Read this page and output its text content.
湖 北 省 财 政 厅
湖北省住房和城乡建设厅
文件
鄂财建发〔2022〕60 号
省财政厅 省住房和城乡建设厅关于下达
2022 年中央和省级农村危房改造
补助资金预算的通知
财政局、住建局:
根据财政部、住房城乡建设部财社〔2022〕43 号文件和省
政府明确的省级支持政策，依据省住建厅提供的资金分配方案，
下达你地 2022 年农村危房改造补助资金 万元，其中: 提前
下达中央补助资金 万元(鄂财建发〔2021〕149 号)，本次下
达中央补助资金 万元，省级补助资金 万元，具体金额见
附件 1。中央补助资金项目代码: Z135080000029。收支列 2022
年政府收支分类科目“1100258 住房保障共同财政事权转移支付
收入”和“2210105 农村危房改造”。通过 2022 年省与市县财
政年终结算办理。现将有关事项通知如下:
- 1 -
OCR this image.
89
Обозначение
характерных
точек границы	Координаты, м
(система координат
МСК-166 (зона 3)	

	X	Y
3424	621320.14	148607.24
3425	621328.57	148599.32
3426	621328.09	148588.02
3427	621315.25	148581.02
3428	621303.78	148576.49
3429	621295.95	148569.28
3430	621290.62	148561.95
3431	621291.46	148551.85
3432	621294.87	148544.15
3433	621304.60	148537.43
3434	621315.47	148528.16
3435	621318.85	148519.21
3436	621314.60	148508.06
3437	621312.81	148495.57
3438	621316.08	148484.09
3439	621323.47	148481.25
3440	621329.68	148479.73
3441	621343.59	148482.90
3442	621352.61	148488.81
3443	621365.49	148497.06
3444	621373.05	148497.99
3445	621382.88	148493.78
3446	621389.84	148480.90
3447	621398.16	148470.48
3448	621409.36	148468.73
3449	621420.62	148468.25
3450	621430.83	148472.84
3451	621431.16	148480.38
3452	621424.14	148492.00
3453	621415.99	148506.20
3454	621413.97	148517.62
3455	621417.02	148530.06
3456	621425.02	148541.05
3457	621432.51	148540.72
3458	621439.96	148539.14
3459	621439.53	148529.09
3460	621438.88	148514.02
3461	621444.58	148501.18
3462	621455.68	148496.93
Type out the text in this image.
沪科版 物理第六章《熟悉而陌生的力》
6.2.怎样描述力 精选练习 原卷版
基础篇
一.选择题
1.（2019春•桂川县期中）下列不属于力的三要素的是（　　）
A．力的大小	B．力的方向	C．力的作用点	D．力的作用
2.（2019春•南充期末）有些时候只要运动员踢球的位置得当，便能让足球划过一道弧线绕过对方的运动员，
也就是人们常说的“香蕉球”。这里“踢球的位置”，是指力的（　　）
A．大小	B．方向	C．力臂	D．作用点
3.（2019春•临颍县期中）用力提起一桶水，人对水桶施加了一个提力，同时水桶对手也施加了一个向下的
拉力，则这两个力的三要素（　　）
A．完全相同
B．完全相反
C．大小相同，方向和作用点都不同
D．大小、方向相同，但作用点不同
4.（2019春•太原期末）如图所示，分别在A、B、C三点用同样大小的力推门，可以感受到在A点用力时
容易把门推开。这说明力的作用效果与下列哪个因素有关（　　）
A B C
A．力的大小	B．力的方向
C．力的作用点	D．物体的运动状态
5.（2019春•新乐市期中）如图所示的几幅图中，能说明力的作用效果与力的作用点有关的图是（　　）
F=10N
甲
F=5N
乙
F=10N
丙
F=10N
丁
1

(WHAT THE TASK REQUIRES):
Take every line containing the word "this" and copy it.

(EXERCISE ANSWER):
Read this page and output its text content.
OCR this image.
Type out the text in this image.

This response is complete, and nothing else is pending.